## Start RECORDS SHOWN

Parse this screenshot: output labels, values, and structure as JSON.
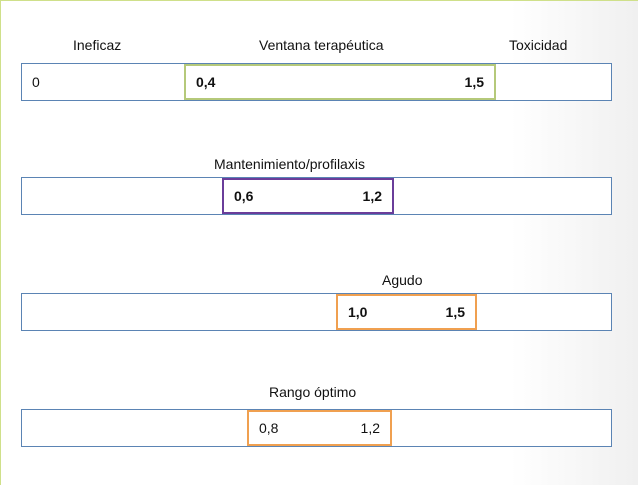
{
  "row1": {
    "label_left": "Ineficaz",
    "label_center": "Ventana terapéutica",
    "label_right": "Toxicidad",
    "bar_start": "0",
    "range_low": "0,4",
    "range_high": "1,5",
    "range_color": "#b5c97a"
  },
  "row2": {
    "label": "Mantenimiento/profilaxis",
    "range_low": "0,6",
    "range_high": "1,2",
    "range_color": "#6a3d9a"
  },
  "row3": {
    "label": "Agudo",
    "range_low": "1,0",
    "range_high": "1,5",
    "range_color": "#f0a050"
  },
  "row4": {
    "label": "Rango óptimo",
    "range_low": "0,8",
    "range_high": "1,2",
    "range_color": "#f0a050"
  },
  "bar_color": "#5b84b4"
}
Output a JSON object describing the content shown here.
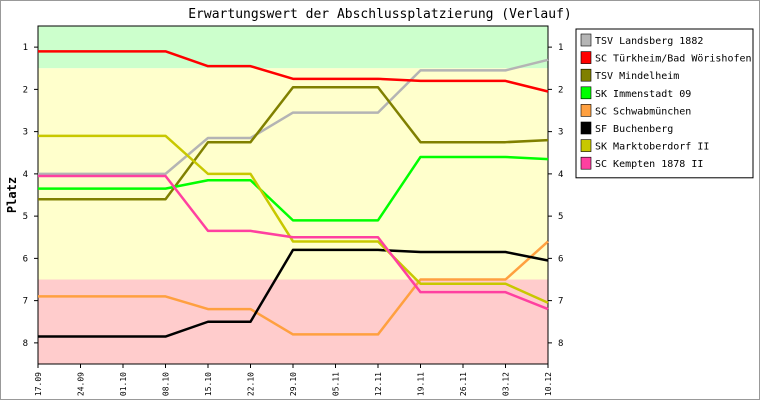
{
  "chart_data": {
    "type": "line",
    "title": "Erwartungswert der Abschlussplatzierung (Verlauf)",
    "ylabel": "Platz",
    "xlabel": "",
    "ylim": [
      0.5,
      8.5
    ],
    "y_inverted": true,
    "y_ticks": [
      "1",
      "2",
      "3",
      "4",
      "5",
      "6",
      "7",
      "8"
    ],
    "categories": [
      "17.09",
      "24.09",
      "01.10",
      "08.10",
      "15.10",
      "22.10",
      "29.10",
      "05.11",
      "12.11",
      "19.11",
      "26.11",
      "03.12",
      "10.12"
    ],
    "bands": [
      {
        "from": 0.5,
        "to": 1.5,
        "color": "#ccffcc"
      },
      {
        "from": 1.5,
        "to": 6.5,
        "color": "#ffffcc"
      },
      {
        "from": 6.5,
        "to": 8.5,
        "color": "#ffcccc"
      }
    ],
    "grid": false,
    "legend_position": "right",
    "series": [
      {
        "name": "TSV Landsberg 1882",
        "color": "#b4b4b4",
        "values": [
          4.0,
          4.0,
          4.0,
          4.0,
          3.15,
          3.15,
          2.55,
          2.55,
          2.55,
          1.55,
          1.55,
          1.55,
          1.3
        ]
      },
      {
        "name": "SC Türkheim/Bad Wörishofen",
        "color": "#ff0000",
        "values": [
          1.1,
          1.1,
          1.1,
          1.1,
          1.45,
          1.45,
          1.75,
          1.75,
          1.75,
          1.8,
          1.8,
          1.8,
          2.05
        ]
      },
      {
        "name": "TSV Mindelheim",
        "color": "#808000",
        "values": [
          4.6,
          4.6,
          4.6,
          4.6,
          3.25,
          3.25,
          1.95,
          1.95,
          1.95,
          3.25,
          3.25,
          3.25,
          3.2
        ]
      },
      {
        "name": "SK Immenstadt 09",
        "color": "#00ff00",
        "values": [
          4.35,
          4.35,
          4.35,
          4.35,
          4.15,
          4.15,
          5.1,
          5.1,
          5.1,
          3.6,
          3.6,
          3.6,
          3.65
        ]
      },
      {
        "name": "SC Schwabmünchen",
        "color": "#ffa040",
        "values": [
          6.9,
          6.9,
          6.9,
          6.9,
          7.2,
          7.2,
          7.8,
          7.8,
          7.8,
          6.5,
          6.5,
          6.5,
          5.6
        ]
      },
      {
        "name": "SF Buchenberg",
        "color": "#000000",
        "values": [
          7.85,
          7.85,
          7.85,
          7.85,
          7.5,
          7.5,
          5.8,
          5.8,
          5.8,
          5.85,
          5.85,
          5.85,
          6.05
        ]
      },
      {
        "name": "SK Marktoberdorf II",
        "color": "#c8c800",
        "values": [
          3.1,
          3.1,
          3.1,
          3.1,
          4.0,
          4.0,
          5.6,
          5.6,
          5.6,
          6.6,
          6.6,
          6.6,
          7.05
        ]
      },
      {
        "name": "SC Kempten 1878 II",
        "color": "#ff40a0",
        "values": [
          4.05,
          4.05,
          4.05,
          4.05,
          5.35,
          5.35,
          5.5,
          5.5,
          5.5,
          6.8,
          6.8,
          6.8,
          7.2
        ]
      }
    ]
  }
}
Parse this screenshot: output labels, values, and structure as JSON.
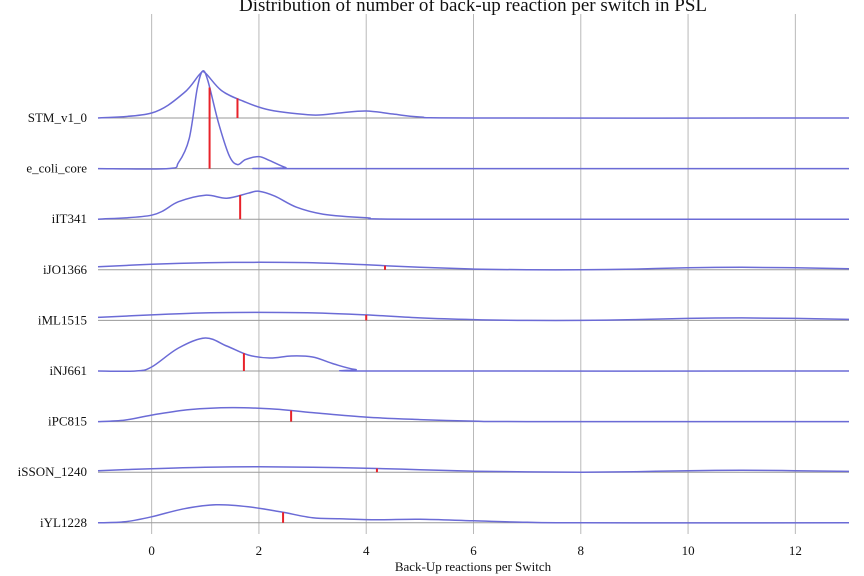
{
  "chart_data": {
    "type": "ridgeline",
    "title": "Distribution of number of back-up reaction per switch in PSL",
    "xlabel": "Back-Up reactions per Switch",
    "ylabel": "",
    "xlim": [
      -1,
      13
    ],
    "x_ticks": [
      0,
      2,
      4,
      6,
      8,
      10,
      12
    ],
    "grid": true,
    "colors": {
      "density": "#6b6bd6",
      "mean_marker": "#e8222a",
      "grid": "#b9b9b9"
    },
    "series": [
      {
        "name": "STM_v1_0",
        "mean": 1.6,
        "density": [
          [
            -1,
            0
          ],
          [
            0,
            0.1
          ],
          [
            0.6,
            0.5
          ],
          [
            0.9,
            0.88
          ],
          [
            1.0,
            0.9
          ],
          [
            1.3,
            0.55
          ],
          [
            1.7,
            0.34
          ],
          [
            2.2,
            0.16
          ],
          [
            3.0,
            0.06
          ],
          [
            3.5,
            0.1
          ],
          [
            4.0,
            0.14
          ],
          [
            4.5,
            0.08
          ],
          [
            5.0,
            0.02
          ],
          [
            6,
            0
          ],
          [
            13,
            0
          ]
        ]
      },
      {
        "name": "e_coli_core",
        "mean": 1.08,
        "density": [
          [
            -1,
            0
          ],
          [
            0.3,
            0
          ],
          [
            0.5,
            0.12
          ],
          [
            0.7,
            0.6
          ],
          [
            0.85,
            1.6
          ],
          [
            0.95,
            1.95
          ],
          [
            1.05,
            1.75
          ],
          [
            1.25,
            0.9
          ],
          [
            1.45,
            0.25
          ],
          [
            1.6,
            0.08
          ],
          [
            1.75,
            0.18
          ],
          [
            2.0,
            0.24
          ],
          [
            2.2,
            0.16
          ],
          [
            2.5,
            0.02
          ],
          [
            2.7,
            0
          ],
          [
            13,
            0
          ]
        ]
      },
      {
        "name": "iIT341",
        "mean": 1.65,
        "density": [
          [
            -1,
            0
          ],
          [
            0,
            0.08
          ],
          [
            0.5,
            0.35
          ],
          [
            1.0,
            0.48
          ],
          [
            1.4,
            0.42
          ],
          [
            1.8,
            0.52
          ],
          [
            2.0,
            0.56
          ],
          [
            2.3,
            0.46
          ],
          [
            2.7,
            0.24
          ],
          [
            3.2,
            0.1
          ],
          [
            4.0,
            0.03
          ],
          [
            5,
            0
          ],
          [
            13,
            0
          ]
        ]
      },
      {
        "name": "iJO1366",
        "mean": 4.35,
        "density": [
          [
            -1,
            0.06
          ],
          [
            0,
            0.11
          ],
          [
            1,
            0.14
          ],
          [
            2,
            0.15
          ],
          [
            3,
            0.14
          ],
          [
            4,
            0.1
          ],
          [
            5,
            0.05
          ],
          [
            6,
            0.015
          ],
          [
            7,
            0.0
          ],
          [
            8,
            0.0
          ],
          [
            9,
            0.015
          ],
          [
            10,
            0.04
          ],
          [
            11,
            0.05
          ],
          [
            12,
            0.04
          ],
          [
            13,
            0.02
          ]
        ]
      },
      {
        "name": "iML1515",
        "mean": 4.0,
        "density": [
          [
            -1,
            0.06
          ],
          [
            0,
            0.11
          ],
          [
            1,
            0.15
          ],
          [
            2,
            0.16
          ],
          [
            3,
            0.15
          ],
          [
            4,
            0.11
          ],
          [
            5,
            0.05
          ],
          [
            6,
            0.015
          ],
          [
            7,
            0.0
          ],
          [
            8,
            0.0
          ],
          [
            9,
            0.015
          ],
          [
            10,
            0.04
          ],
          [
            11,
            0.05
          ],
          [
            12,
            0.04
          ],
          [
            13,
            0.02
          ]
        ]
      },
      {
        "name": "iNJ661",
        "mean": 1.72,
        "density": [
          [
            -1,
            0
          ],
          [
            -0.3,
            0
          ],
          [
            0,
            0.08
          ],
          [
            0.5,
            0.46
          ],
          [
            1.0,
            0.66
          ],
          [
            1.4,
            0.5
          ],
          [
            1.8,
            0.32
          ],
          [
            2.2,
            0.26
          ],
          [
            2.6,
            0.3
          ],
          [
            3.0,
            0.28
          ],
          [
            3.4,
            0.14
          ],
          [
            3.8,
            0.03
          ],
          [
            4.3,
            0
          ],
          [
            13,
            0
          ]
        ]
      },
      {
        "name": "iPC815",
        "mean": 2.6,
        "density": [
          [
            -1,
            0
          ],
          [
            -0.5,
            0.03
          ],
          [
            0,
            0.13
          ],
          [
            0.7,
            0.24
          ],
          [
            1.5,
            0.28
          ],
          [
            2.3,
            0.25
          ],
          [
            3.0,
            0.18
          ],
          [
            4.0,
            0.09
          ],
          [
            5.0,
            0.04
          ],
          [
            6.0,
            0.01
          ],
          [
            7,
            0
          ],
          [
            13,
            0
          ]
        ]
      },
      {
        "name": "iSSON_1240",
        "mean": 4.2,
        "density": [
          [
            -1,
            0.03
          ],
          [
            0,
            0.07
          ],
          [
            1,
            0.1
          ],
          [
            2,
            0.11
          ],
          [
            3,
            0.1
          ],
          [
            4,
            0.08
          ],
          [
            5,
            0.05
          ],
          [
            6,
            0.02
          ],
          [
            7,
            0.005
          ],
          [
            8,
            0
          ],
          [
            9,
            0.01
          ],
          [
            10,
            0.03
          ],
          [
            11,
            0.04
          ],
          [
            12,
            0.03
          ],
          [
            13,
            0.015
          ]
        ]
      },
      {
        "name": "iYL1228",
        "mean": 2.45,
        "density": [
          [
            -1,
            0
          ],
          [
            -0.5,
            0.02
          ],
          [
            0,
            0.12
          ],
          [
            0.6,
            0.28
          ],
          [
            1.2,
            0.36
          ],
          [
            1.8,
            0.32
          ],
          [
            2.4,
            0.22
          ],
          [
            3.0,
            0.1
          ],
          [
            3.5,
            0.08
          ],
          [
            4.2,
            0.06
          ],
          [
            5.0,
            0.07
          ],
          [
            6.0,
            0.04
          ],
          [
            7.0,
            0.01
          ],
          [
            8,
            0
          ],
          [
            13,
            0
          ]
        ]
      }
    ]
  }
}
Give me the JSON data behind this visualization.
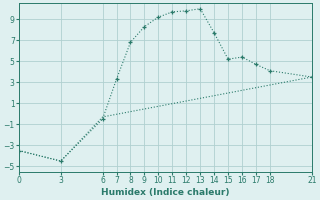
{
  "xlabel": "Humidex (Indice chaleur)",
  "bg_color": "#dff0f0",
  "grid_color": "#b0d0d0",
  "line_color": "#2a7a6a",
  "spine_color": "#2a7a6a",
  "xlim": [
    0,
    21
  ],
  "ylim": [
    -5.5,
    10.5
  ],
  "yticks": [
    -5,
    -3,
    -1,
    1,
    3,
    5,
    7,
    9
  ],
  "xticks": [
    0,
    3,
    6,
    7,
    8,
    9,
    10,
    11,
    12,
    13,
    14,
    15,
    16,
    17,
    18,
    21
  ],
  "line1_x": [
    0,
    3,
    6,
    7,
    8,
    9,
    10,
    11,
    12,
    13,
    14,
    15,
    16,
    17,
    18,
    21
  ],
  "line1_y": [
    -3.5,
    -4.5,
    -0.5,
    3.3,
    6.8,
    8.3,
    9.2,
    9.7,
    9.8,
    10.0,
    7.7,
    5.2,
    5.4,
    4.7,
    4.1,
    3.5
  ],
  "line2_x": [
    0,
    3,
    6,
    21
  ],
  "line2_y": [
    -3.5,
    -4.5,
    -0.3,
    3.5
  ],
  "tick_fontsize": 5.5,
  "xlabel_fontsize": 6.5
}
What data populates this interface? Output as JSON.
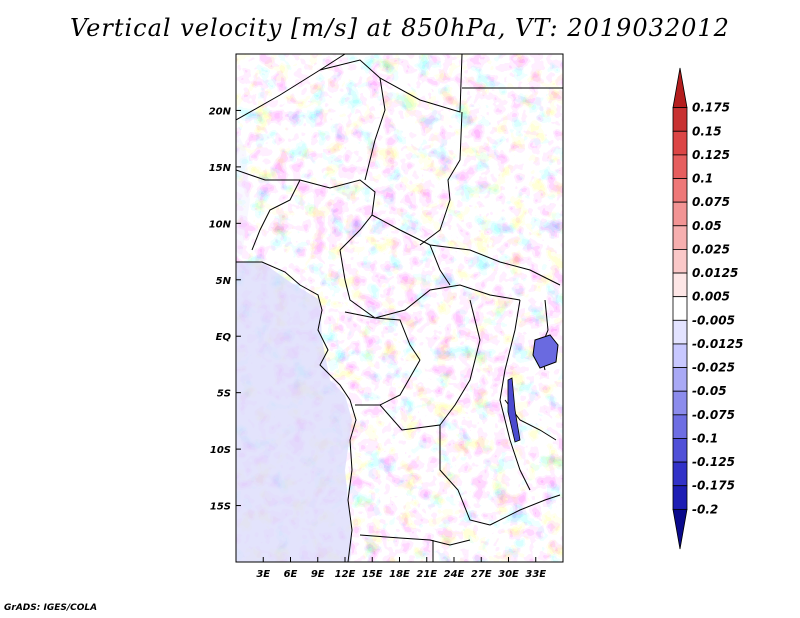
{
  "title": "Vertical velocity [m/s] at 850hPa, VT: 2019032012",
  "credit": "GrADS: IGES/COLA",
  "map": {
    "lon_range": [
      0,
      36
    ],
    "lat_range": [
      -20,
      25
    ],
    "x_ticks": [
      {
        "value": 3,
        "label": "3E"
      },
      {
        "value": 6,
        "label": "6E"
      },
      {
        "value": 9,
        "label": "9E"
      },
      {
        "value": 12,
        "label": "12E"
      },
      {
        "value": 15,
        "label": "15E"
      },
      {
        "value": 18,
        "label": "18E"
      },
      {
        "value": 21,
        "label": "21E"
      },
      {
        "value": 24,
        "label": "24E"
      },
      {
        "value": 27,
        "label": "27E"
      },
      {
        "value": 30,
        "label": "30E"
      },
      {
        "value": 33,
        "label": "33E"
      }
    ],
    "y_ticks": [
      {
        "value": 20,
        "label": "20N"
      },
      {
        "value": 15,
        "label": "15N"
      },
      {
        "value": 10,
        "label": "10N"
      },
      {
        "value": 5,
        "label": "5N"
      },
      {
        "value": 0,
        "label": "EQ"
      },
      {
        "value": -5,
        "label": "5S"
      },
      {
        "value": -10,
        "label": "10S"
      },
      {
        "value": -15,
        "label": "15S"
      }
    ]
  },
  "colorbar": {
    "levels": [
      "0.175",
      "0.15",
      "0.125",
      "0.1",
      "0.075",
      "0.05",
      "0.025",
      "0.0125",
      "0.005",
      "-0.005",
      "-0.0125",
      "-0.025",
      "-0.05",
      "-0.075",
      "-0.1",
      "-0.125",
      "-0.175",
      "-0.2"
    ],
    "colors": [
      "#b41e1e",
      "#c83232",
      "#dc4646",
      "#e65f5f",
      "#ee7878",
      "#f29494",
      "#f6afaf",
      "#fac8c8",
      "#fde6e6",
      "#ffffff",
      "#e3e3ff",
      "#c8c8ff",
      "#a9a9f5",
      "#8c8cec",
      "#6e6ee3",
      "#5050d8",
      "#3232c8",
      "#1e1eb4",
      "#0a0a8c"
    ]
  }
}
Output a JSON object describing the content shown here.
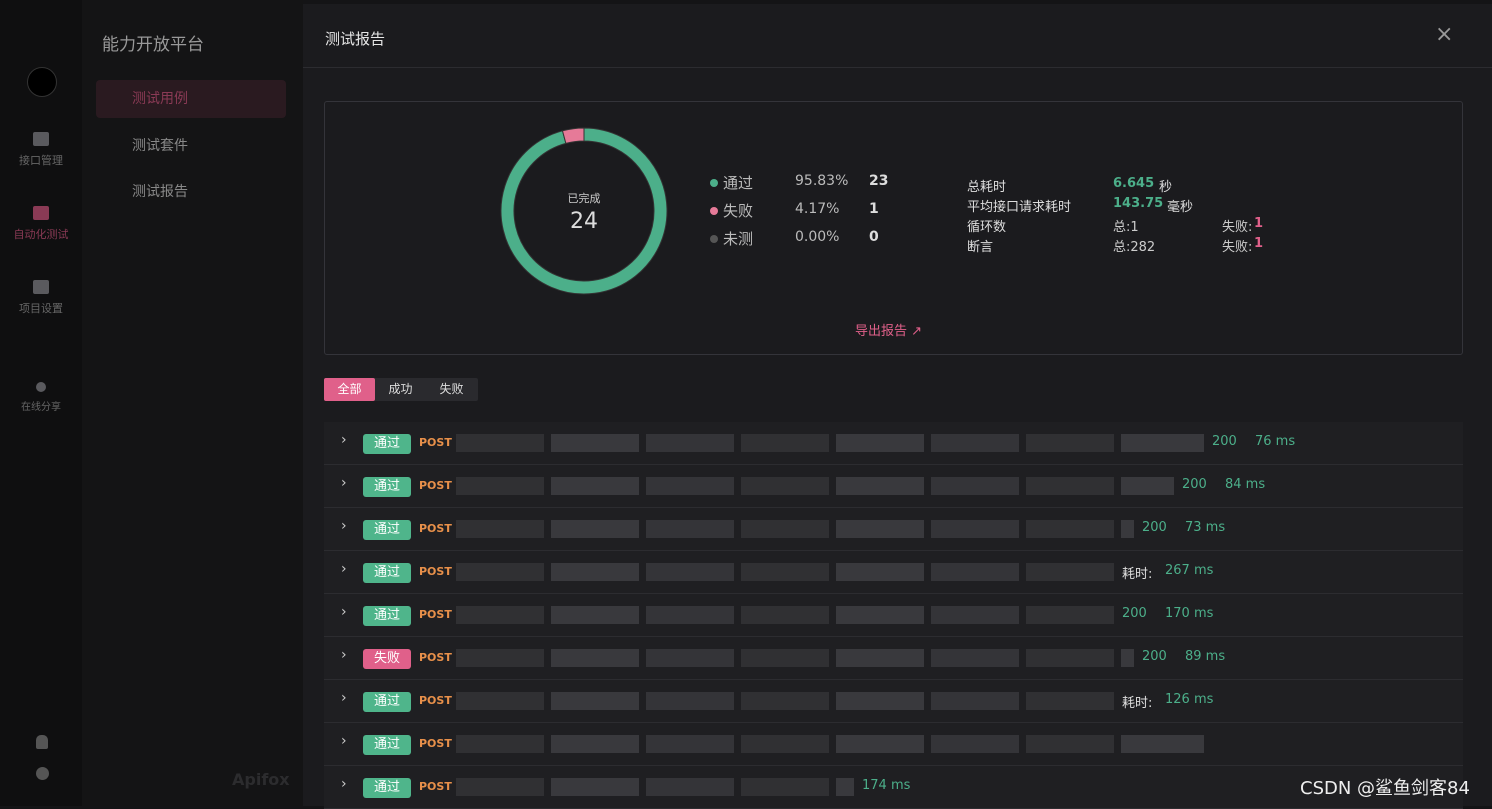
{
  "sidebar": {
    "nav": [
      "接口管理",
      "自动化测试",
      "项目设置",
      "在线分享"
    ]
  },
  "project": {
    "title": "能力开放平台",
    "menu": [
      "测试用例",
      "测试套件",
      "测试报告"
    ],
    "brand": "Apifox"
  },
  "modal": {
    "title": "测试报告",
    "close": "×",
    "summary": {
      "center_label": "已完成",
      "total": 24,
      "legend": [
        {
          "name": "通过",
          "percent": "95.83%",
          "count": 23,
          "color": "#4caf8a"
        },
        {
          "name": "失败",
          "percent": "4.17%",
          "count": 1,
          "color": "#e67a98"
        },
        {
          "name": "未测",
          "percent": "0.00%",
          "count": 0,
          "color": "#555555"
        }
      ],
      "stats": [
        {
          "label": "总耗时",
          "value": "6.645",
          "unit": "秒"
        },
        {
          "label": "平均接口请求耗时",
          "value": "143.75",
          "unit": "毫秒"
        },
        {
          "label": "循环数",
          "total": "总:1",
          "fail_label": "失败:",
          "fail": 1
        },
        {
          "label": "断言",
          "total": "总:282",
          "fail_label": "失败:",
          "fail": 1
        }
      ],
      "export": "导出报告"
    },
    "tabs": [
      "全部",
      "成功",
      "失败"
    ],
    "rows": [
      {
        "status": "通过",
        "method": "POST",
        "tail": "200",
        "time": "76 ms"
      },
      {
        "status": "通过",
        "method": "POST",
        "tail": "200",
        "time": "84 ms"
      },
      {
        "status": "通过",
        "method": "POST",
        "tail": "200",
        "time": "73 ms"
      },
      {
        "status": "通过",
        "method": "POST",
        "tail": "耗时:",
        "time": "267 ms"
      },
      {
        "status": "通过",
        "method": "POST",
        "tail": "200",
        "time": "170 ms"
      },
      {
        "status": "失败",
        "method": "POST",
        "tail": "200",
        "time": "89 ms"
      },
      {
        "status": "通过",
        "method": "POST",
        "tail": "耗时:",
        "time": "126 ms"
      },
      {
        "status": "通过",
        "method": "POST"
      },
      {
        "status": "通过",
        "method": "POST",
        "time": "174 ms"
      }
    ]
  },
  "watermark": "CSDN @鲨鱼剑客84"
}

## End RECORDS SHOWN

▶ [EXERCISE GOAL]: Copy each line in the data that holds the word "this".

▶ [FULL SOLUTION]:
Parse this screenshot: output labels, values, and structure as JSON.
Parse this screenshot: output labels, values, and structure as JSON.
Give me the JSON data behind this visualization.
What data populates this interface? Output as JSON.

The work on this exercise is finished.